EXCERPT PROVIDED ▸
# # # #
Saving the Saimaa charr
Scientists and fishing associations are working together to preserve an endangered variety of charr that has been isolated for thousands of years in Lake Saimaa, Finland’s largest lake system.
Charr thrive best in cold waters, and were probably the first fish to swim in the new lakes and rivers that formed in Northern Europe at the end of the Ice Age 10,000 years ago. Like other members of the salmon family, many charr varieties migrate between their spawning watersand the northern seas, but charr in lake Saimaa live permanently in the lake’s deeper waters.“The Saimaa charr is so different from the charr found in our other waters that it’s really worth preserving as a unique part of biodiversity – just like the Saimaa´s freshwater seals that live in the same lake system,” says fisheries scientist Nina Peuhkuri of the Finnish Game and Fisheries Research Institute (FGFRI).
According to Peuhkuri, overfishing and to eutrophication are probably the main reasons for the dramatic decline of the Saimaa charr over the last century, while climate warming represents an alarming new threat.
Only one naturally reproducing population of Saimaa charr still survives, in the waters of Kuolimo in the southwest corner of this vast labyrinthine lake system. The FGFRI maintains hatchery brood stocks of Saimaa charr descended from earlier generations of wild fish, but charr introduced from hatcheries into other parts of Saimaa over the last twenty years have not bred well enough to established self-sustaining populations.
Action urgently needed
The Ministry of Agriculture and Forestry, local fishery authorities and FGFRI have recently launched an action plan to save the Saimaa charr from extinction. Key measures include proposed controls over fishing in the waters where Saimaa charr still swim, such as new regulations on the meshsize of fishing nets and larger minimum size-limits for catches.
Local people understand the need for protective measures and are generally very willing to cooperate.
“Older fishermen in particular can remember how easy it used to be to catch charr compared to today, if you knew the right places.”
Peuhkuri believes that it should still be possible to save the last Saimaa charr in Kuolimo, and then build up stocks in other waters.
# # # #
DATA EXTRACTS ▸
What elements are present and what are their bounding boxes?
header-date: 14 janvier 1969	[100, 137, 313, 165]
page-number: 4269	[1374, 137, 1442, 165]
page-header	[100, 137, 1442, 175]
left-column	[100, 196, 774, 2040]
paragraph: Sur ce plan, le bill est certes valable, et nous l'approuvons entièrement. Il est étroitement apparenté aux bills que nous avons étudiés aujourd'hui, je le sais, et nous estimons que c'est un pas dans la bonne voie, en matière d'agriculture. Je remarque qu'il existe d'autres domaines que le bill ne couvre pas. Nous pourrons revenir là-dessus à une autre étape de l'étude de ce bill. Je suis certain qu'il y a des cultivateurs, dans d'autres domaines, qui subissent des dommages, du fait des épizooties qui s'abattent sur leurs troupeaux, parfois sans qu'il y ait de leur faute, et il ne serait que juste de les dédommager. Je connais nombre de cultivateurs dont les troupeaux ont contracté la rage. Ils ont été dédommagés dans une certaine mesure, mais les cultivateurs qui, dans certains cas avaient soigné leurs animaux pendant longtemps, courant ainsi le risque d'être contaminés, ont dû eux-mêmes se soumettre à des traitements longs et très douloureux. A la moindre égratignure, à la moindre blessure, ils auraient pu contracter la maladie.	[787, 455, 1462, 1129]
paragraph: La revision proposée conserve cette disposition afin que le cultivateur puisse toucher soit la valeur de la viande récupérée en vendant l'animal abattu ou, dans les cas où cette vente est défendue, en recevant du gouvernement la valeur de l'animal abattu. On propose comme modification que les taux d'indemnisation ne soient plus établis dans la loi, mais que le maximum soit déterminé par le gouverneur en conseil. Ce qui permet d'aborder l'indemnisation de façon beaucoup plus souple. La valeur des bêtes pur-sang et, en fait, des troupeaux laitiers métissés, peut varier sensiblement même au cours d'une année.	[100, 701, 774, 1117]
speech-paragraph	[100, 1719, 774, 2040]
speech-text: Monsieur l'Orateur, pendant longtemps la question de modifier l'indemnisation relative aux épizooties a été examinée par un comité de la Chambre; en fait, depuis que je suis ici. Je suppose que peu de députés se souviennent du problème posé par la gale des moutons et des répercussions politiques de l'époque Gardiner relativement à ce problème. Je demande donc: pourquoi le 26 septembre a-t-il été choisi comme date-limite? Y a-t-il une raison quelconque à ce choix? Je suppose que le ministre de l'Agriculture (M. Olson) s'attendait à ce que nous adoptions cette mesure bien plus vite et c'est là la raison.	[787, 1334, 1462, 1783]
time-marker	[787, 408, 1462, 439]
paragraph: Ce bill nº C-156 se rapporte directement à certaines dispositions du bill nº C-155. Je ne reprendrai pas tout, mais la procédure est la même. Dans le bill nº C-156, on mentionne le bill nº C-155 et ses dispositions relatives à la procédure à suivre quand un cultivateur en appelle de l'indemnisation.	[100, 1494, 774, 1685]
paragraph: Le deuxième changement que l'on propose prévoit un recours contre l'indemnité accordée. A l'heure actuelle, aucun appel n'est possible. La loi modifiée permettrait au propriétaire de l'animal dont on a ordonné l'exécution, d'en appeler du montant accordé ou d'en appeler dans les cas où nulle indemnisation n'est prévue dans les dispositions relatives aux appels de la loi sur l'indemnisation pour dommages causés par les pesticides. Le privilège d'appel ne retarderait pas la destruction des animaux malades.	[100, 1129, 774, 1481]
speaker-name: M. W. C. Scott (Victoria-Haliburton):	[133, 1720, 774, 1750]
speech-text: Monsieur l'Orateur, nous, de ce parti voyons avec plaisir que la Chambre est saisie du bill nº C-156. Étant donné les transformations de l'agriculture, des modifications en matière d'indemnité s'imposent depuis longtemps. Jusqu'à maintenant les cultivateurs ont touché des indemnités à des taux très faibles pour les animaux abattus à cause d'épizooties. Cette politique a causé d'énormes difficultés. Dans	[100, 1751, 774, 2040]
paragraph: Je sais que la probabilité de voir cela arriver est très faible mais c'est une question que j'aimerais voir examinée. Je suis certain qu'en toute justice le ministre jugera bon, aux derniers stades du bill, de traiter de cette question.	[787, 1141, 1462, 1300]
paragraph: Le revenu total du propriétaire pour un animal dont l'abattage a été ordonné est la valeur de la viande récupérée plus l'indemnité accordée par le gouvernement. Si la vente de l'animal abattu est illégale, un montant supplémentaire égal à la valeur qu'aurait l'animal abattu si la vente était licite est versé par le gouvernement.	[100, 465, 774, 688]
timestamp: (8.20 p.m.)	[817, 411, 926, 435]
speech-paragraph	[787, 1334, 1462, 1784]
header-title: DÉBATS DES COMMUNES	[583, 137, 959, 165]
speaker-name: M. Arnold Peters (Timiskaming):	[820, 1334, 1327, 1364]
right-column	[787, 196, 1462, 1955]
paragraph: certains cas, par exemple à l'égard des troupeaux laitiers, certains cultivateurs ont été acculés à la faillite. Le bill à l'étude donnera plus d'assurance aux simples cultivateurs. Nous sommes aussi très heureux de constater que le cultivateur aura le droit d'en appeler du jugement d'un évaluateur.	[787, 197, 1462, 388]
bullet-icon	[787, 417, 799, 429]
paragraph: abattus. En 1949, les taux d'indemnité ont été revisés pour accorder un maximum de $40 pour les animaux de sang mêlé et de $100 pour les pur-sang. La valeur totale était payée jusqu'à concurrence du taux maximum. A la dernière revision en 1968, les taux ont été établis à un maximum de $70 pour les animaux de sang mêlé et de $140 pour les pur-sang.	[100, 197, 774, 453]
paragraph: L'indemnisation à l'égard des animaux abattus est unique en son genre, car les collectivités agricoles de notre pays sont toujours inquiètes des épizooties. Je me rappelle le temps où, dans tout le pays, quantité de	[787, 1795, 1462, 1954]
# # # #
WHAT THE TASK ASKS ▸
Reproduce word for word the part of the article on the Saimaa charr starting with "Action urgently needed" and going on through "in other waters.". The items have no connection to the article on the Saimaa charr.

REPLY ▸
Action urgently needed
The Ministry of Agriculture and Forestry, local fishery authorities and FGFRI have recently launched an action plan to save the Saimaa charr from extinction. Key measures include proposed controls over fishing in the waters where Saimaa charr still swim, such as new regulations on the meshsize of fishing nets and larger minimum size-limits for catches.
Local people understand the need for protective measures and are generally very willing to cooperate.
“Older fishermen in particular can remember how easy it used to be to catch charr compared to today, if you knew the right places.”
Peuhkuri believes that it should still be possible to save the last Saimaa charr in Kuolimo, and then build up stocks in other waters.